No pretendemos hacer aquí explicaciones "a lo Holloway". Simplemente nos interesaba apuntar que el balance de experiencias que Holloway despacha sumariamente obliga a considerar elementos históricos. Por ejemplo, la lucha de clases, algo que Holloway proclama casi de continuo pero pocas veces hace intervenir en sus análisis. Se puede decir que los programas marxistas revolucionarios no tuvieron concreción en la realidad y que de ahí hay que partir. Pero eso sería una mera tautología: equivale a decir que fracasaron porque fracasaron. Uno puede dar las vueltas que quiera pero tarde o temprano tiene que dar una explicación ajustada del destino de esos procesos. Y esa explicación sólo puede ser histórica.

· · · ·

*Lo que harás:*
a. Reproduce tal cual todo lo que va en el artículo sobre Holloway desde "No pretendemos hacer" hasta "puede ser histórica.".
b. Prosigue el artículo sobre Holloway a partir de su última oración.

· · · ·

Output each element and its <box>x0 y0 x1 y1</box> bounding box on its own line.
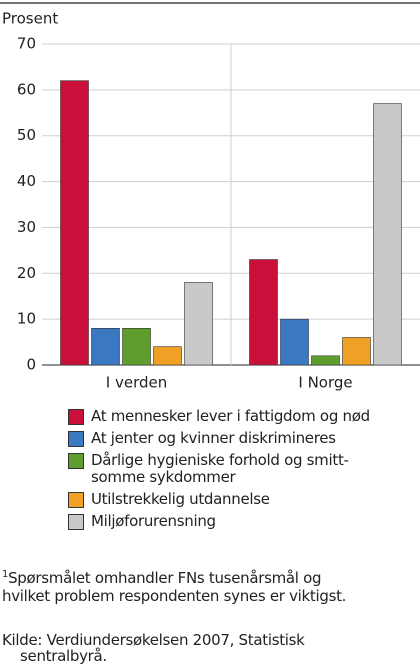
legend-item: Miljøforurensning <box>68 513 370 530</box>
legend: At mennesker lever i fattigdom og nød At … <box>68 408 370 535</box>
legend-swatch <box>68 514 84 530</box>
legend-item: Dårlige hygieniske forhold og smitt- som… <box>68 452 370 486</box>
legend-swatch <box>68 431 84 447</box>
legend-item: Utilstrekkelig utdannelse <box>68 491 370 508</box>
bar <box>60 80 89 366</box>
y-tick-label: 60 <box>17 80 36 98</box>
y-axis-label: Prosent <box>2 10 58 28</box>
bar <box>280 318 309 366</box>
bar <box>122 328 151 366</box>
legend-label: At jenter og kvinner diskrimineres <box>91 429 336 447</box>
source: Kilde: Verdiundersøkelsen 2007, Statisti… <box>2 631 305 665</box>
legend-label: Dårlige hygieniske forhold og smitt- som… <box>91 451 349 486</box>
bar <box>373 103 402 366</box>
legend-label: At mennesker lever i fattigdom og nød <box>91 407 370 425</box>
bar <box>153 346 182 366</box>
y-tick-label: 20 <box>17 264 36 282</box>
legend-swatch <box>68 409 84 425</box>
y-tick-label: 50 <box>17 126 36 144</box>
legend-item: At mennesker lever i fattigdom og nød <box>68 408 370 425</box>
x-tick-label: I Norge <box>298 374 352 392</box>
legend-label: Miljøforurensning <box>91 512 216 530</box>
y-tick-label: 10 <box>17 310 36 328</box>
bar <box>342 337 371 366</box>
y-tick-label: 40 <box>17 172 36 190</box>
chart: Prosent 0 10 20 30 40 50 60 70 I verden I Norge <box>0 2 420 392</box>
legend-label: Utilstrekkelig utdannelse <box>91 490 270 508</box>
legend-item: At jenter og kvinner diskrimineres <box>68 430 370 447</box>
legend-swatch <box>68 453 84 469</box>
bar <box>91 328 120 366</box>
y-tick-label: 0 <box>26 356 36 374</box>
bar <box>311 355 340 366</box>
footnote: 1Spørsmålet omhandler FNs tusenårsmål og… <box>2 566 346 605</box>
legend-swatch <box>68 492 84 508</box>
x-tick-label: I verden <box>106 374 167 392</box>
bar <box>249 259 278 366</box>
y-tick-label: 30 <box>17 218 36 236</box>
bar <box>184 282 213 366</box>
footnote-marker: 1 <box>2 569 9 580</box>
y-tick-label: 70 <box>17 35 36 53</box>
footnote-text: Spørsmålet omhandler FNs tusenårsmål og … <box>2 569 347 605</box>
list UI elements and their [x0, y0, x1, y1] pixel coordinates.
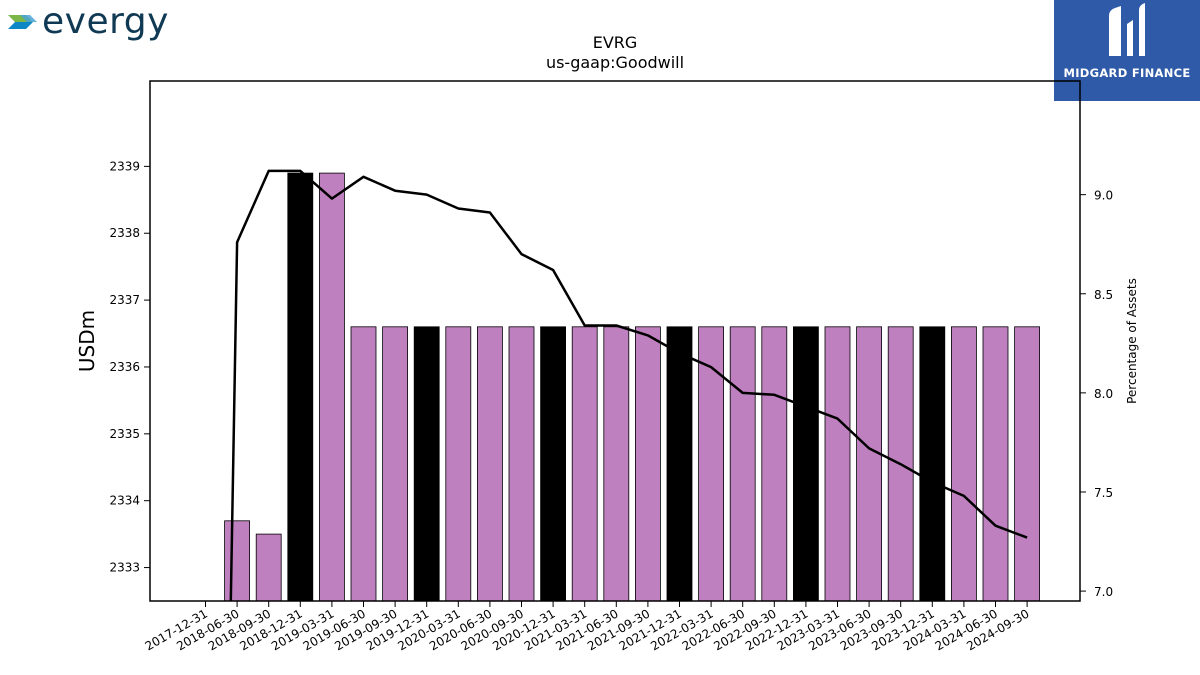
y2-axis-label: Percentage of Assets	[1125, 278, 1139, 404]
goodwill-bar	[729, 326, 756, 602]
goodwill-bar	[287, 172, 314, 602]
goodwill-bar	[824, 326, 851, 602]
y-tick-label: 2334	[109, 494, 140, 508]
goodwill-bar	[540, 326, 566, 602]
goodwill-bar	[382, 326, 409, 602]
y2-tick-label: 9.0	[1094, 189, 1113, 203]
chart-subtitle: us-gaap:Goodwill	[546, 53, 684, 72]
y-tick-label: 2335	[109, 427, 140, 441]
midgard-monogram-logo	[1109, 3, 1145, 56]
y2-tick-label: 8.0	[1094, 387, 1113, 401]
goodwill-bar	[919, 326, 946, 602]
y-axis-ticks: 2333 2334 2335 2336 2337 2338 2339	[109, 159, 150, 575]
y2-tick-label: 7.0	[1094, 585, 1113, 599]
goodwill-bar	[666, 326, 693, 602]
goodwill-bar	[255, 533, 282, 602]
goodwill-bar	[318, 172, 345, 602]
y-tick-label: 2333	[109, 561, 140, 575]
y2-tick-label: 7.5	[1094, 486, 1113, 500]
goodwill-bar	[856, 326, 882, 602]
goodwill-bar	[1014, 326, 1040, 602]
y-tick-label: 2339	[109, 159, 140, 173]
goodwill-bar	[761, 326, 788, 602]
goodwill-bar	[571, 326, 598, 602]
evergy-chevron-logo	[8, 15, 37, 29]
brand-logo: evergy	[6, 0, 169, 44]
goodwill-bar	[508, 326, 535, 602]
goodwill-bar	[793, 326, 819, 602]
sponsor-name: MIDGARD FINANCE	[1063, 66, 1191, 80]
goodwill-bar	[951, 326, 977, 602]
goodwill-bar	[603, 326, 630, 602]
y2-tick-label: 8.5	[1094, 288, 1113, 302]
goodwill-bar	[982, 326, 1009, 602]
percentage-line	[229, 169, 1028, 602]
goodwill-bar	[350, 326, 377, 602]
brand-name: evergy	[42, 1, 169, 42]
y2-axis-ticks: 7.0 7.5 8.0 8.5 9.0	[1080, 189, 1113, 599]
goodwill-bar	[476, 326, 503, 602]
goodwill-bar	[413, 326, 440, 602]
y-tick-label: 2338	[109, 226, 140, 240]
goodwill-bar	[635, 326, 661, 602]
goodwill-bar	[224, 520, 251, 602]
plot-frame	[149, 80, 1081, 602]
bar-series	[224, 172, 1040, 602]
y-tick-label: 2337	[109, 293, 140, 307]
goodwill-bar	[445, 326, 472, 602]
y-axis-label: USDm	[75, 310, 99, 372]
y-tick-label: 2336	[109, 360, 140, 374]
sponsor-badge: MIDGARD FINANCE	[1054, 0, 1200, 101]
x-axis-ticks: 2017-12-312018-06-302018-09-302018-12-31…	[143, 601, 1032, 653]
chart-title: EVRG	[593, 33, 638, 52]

· · · ·

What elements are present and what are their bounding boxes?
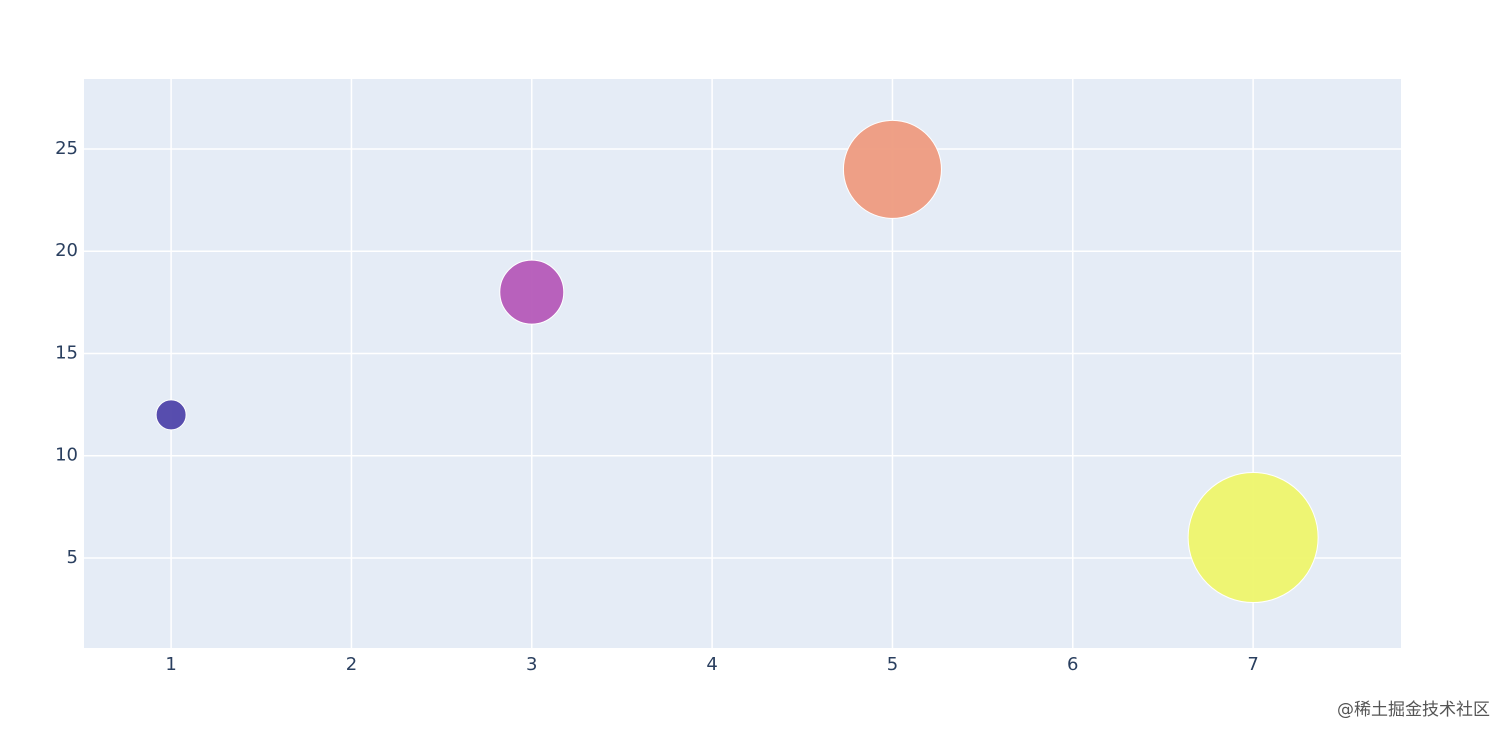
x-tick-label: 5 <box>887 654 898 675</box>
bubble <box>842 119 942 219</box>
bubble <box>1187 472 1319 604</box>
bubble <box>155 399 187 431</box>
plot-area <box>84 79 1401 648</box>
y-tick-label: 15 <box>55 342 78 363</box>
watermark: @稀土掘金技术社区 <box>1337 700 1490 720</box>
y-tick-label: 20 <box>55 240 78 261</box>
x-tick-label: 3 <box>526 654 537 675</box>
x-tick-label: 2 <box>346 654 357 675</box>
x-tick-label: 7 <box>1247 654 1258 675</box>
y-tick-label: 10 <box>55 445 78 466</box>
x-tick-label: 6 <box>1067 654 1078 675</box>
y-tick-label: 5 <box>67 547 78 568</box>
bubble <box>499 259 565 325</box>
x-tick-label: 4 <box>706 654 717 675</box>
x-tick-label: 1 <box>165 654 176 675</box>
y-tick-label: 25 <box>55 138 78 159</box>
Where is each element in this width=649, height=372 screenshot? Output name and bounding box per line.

· · · ·

*Respuestas en orden:*
a.
No pretendemos hacer aquí explicaciones "a lo Holloway". Simplemente nos interesaba apuntar que el balance de experiencias que Holloway despacha sumariamente obliga a considerar elementos históricos. Por ejemplo, la lucha de clases, algo que Holloway proclama casi de continuo pero pocas veces hace intervenir en sus análisis. Se puede decir que los programas marxistas revolucionarios no tuvieron concreción en la realidad y que de ahí hay que partir. Pero eso sería una mera tautología: equivale a decir que fracasaron porque fracasaron. Uno puede dar las vueltas que quiera pero tarde o temprano tiene que dar una explicación ajustada del destino de esos procesos. Y esa explicación sólo puede ser histórica.

b.
La explicación ofrecida por Holloway se orienta en una dirección opuesta. Porque decir que las estrategias revolucionarias fallaron porque se centraban en el Estado es hacer depender el destino histórico de una "concepción", de una "idea" de cómo deben ser las cosas. Las concepciones en tanto que ideologías juegan, por supuesto, un papel muy destacado en el acontecer histórico. Pero darles la entidad que les da Holloway, que atribuye el fracaso de la revolución a una "concepción estadocéntrica" (9), es pensar que las ideas pueden legislar la realidad. Las enseñanzas y el balance que se puede hacer de los procesos vividos por los revolucionarios en casi dos siglos son, en este enfoque, un estorbo. Lo pasado pisado. La historia debe desaparecer.

El malentendido esencial que origina la clase de argumentación de Holloway es que él, sin llevar a cabo ningún balance real, aparece a primera vista como quien lleva a cabo un ajuste de cuentas más profundo. Cualquier opositor a sus argumentos, y especialmente si no cree que la tradición (conflictiva) del marxismo revolucionario sea una cosa para arrojar a los perros, aparece como un "conservador", como alguien "reactivo" frente a la "emergencia de nuevos paradigmas" revolucionarios.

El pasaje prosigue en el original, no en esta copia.